- **SET EXERCISE**
Reproduce all of the data word for word.

- **RECORDS SUPPLIED**
*-*-*
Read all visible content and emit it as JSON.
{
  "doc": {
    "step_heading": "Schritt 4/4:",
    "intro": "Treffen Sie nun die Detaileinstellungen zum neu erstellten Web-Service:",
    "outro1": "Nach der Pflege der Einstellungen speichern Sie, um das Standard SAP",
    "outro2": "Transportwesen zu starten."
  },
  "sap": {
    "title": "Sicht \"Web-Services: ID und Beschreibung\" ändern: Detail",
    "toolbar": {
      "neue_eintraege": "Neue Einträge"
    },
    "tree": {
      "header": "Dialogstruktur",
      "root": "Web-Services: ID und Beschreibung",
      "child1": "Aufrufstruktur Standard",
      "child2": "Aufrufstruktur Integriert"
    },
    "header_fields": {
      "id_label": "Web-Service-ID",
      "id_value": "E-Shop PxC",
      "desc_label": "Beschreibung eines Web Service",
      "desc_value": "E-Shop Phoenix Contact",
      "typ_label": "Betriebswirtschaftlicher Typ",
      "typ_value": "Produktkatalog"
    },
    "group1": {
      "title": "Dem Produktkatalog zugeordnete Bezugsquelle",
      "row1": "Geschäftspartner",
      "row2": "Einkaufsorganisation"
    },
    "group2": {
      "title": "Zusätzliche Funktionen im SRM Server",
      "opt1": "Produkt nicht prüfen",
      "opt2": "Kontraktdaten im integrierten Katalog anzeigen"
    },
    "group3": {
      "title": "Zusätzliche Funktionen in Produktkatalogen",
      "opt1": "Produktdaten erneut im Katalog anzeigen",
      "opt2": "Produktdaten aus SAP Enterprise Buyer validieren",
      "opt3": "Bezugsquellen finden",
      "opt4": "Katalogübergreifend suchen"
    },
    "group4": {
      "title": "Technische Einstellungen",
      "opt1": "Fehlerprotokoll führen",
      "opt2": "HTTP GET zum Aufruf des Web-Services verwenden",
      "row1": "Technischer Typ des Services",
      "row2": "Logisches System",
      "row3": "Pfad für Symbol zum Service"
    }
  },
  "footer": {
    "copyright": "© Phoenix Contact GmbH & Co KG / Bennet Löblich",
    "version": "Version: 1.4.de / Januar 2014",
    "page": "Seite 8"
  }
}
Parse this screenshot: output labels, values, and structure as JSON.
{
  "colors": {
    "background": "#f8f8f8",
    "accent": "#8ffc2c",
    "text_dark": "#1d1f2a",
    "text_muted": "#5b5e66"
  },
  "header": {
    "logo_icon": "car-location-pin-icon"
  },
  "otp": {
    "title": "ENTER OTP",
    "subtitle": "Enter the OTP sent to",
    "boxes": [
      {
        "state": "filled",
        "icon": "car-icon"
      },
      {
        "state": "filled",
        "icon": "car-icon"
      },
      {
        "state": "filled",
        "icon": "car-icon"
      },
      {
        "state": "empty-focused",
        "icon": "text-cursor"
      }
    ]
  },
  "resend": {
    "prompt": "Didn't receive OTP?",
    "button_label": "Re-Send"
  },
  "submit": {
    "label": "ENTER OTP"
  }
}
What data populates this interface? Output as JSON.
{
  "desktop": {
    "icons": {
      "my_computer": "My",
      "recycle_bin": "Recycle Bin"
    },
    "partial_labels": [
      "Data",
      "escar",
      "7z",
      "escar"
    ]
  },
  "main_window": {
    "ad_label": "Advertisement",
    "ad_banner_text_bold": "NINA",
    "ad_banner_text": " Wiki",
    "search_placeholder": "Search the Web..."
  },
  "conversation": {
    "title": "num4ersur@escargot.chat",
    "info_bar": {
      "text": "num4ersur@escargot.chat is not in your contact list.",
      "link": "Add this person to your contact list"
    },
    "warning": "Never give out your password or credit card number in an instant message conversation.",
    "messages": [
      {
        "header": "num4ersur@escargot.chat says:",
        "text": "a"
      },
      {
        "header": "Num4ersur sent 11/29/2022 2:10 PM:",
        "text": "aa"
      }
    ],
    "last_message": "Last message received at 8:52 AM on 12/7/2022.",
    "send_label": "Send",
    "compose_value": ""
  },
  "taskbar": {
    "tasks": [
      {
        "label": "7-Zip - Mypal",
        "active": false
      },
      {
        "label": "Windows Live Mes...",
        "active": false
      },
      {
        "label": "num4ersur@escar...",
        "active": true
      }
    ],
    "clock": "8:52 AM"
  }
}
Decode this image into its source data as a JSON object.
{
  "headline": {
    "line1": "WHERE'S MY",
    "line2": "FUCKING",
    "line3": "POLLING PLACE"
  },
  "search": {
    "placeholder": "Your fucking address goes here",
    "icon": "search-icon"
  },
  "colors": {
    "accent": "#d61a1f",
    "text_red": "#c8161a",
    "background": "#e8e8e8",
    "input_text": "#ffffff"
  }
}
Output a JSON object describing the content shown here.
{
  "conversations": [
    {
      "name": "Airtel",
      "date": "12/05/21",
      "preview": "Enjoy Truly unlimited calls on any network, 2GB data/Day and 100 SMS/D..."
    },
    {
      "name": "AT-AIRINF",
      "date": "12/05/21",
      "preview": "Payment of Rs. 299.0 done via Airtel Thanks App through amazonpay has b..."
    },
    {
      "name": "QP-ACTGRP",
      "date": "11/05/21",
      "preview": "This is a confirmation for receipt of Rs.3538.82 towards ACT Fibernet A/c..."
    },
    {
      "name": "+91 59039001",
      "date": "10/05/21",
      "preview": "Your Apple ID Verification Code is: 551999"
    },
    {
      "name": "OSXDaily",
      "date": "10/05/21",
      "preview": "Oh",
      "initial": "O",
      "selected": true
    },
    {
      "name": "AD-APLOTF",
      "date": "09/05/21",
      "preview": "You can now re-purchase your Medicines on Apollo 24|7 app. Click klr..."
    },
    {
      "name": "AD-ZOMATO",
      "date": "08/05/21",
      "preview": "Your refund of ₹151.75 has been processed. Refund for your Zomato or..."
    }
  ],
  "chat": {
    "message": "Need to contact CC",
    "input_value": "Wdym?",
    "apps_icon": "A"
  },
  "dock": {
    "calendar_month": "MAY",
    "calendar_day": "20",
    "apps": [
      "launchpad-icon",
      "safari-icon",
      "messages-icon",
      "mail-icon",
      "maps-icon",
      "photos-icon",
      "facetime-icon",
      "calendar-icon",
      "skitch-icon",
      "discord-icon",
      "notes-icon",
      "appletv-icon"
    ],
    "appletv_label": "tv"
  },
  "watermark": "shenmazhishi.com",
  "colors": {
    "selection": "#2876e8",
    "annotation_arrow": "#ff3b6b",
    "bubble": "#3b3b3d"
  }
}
*-*-*
- **TASK RESULT**
Read all visible content and emit it as JSON.
{
  "doc": {
    "step_heading": "Schritt 4/4:",
    "intro": "Treffen Sie nun die Detaileinstellungen zum neu erstellten Web-Service:",
    "outro1": "Nach der Pflege der Einstellungen speichern Sie, um das Standard SAP",
    "outro2": "Transportwesen zu starten."
  },
  "sap": {
    "title": "Sicht \"Web-Services: ID und Beschreibung\" ändern: Detail",
    "toolbar": {
      "neue_eintraege": "Neue Einträge"
    },
    "tree": {
      "header": "Dialogstruktur",
      "root": "Web-Services: ID und Beschreibung",
      "child1": "Aufrufstruktur Standard",
      "child2": "Aufrufstruktur Integriert"
    },
    "header_fields": {
      "id_label": "Web-Service-ID",
      "id_value": "E-Shop PxC",
      "desc_label": "Beschreibung eines Web Service",
      "desc_value": "E-Shop Phoenix Contact",
      "typ_label": "Betriebswirtschaftlicher Typ",
      "typ_value": "Produktkatalog"
    },
    "group1": {
      "title": "Dem Produktkatalog zugeordnete Bezugsquelle",
      "row1": "Geschäftspartner",
      "row2": "Einkaufsorganisation"
    },
    "group2": {
      "title": "Zusätzliche Funktionen im SRM Server",
      "opt1": "Produkt nicht prüfen",
      "opt2": "Kontraktdaten im integrierten Katalog anzeigen"
    },
    "group3": {
      "title": "Zusätzliche Funktionen in Produktkatalogen",
      "opt1": "Produktdaten erneut im Katalog anzeigen",
      "opt2": "Produktdaten aus SAP Enterprise Buyer validieren",
      "opt3": "Bezugsquellen finden",
      "opt4": "Katalogübergreifend suchen"
    },
    "group4": {
      "title": "Technische Einstellungen",
      "opt1": "Fehlerprotokoll führen",
      "opt2": "HTTP GET zum Aufruf des Web-Services verwenden",
      "row1": "Technischer Typ des Services",
      "row2": "Logisches System",
      "row3": "Pfad für Symbol zum Service"
    }
  },
  "footer": {
    "copyright": "© Phoenix Contact GmbH & Co KG / Bennet Löblich",
    "version": "Version: 1.4.de / Januar 2014",
    "page": "Seite 8"
  }
}
Parse this screenshot: output labels, values, and structure as JSON.
{
  "colors": {
    "background": "#f8f8f8",
    "accent": "#8ffc2c",
    "text_dark": "#1d1f2a",
    "text_muted": "#5b5e66"
  },
  "header": {
    "logo_icon": "car-location-pin-icon"
  },
  "otp": {
    "title": "ENTER OTP",
    "subtitle": "Enter the OTP sent to",
    "boxes": [
      {
        "state": "filled",
        "icon": "car-icon"
      },
      {
        "state": "filled",
        "icon": "car-icon"
      },
      {
        "state": "filled",
        "icon": "car-icon"
      },
      {
        "state": "empty-focused",
        "icon": "text-cursor"
      }
    ]
  },
  "resend": {
    "prompt": "Didn't receive OTP?",
    "button_label": "Re-Send"
  },
  "submit": {
    "label": "ENTER OTP"
  }
}
What data populates this interface? Output as JSON.
{
  "desktop": {
    "icons": {
      "my_computer": "My",
      "recycle_bin": "Recycle Bin"
    },
    "partial_labels": [
      "Data",
      "escar",
      "7z",
      "escar"
    ]
  },
  "main_window": {
    "ad_label": "Advertisement",
    "ad_banner_text_bold": "NINA",
    "ad_banner_text": " Wiki",
    "search_placeholder": "Search the Web..."
  },
  "conversation": {
    "title": "num4ersur@escargot.chat",
    "info_bar": {
      "text": "num4ersur@escargot.chat is not in your contact list.",
      "link": "Add this person to your contact list"
    },
    "warning": "Never give out your password or credit card number in an instant message conversation.",
    "messages": [
      {
        "header": "num4ersur@escargot.chat says:",
        "text": "a"
      },
      {
        "header": "Num4ersur sent 11/29/2022 2:10 PM:",
        "text": "aa"
      }
    ],
    "last_message": "Last message received at 8:52 AM on 12/7/2022.",
    "send_label": "Send",
    "compose_value": ""
  },
  "taskbar": {
    "tasks": [
      {
        "label": "7-Zip - Mypal",
        "active": false
      },
      {
        "label": "Windows Live Mes...",
        "active": false
      },
      {
        "label": "num4ersur@escar...",
        "active": true
      }
    ],
    "clock": "8:52 AM"
  }
}
Decode this image into its source data as a JSON object.
{
  "headline": {
    "line1": "WHERE'S MY",
    "line2": "FUCKING",
    "line3": "POLLING PLACE"
  },
  "search": {
    "placeholder": "Your fucking address goes here",
    "icon": "search-icon"
  },
  "colors": {
    "accent": "#d61a1f",
    "text_red": "#c8161a",
    "background": "#e8e8e8",
    "input_text": "#ffffff"
  }
}
Output a JSON object describing the content shown here.
{
  "conversations": [
    {
      "name": "Airtel",
      "date": "12/05/21",
      "preview": "Enjoy Truly unlimited calls on any network, 2GB data/Day and 100 SMS/D..."
    },
    {
      "name": "AT-AIRINF",
      "date": "12/05/21",
      "preview": "Payment of Rs. 299.0 done via Airtel Thanks App through amazonpay has b..."
    },
    {
      "name": "QP-ACTGRP",
      "date": "11/05/21",
      "preview": "This is a confirmation for receipt of Rs.3538.82 towards ACT Fibernet A/c..."
    },
    {
      "name": "+91 59039001",
      "date": "10/05/21",
      "preview": "Your Apple ID Verification Code is: 551999"
    },
    {
      "name": "OSXDaily",
      "date": "10/05/21",
      "preview": "Oh",
      "initial": "O",
      "selected": true
    },
    {
      "name": "AD-APLOTF",
      "date": "09/05/21",
      "preview": "You can now re-purchase your Medicines on Apollo 24|7 app. Click klr..."
    },
    {
      "name": "AD-ZOMATO",
      "date": "08/05/21",
      "preview": "Your refund of ₹151.75 has been processed. Refund for your Zomato or..."
    }
  ],
  "chat": {
    "message": "Need to contact CC",
    "input_value": "Wdym?",
    "apps_icon": "A"
  },
  "dock": {
    "calendar_month": "MAY",
    "calendar_day": "20",
    "apps": [
      "launchpad-icon",
      "safari-icon",
      "messages-icon",
      "mail-icon",
      "maps-icon",
      "photos-icon",
      "facetime-icon",
      "calendar-icon",
      "skitch-icon",
      "discord-icon",
      "notes-icon",
      "appletv-icon"
    ],
    "appletv_label": "tv"
  },
  "watermark": "shenmazhishi.com",
  "colors": {
    "selection": "#2876e8",
    "annotation_arrow": "#ff3b6b",
    "bubble": "#3b3b3d"
  }
}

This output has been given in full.